[Data records]
..........
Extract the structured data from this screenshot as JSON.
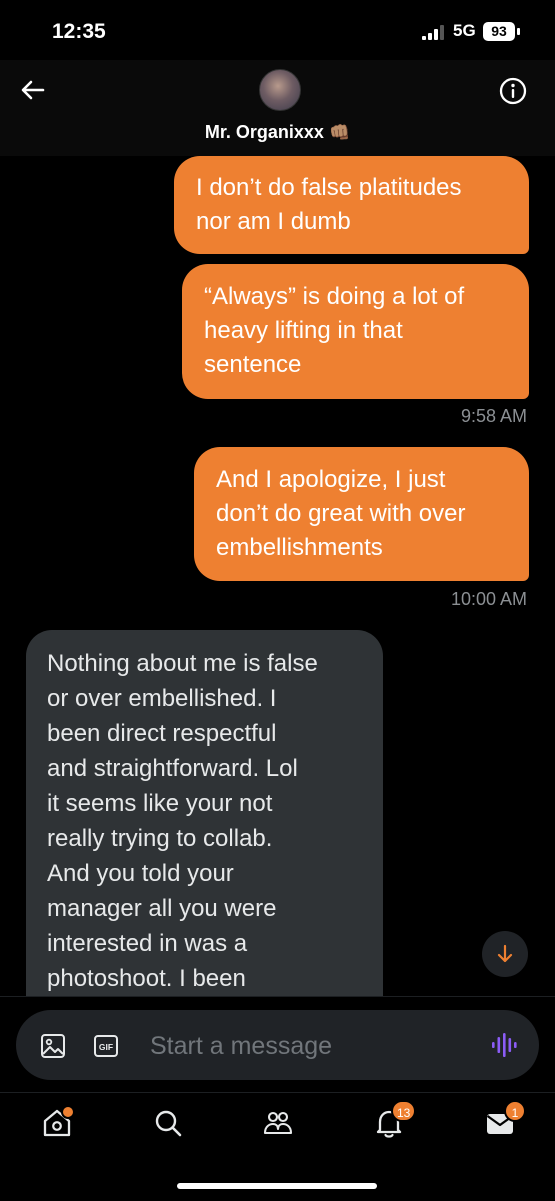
{
  "status_bar": {
    "time": "12:35",
    "network": "5G",
    "battery": "93"
  },
  "header": {
    "contact_name": "Mr. Organixxx",
    "contact_emoji": "👊🏽"
  },
  "messages": [
    {
      "direction": "outgoing",
      "lines": [
        "I don’t do false platitudes",
        "nor am I dumb"
      ]
    },
    {
      "direction": "outgoing",
      "lines": [
        "“Always” is doing a lot of",
        "heavy lifting in that",
        "sentence"
      ]
    },
    {
      "timestamp": "9:58 AM"
    },
    {
      "direction": "outgoing",
      "lines": [
        "And I apologize, I just",
        "don’t do great with over",
        "embellishments"
      ]
    },
    {
      "timestamp": "10:00 AM"
    },
    {
      "direction": "incoming",
      "lines": [
        "Nothing about me is false",
        "or over embellished. I",
        "been direct respectful",
        "and straightforward. Lol",
        "it seems like your not",
        "really trying to collab.",
        "And you told your",
        "manager all you were",
        "interested in was a",
        "photoshoot. I been"
      ]
    }
  ],
  "composer": {
    "placeholder": "Start a message",
    "gif_label": "GIF"
  },
  "tabbar": {
    "items": [
      "home",
      "search",
      "communities",
      "notifications",
      "messages"
    ],
    "notifications_badge": "13",
    "messages_badge": "1"
  },
  "colors": {
    "accent": "#ee8031",
    "incoming_bubble": "#2f3336",
    "voice": "#8b5cf6"
  }
}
..........
§ Exercise goal: Make an exact copy of the whole listing, but don't bring over any pictures.

§ Response:
Extract the structured data from this screenshot as JSON.
{
  "status_bar": {
    "time": "12:35",
    "network": "5G",
    "battery": "93"
  },
  "header": {
    "contact_name": "Mr. Organixxx",
    "contact_emoji": "👊🏽"
  },
  "messages": [
    {
      "direction": "outgoing",
      "lines": [
        "I don’t do false platitudes",
        "nor am I dumb"
      ]
    },
    {
      "direction": "outgoing",
      "lines": [
        "“Always” is doing a lot of",
        "heavy lifting in that",
        "sentence"
      ]
    },
    {
      "timestamp": "9:58 AM"
    },
    {
      "direction": "outgoing",
      "lines": [
        "And I apologize, I just",
        "don’t do great with over",
        "embellishments"
      ]
    },
    {
      "timestamp": "10:00 AM"
    },
    {
      "direction": "incoming",
      "lines": [
        "Nothing about me is false",
        "or over embellished. I",
        "been direct respectful",
        "and straightforward. Lol",
        "it seems like your not",
        "really trying to collab.",
        "And you told your",
        "manager all you were",
        "interested in was a",
        "photoshoot. I been"
      ]
    }
  ],
  "composer": {
    "placeholder": "Start a message",
    "gif_label": "GIF"
  },
  "tabbar": {
    "items": [
      "home",
      "search",
      "communities",
      "notifications",
      "messages"
    ],
    "notifications_badge": "13",
    "messages_badge": "1"
  },
  "colors": {
    "accent": "#ee8031",
    "incoming_bubble": "#2f3336",
    "voice": "#8b5cf6"
  }
}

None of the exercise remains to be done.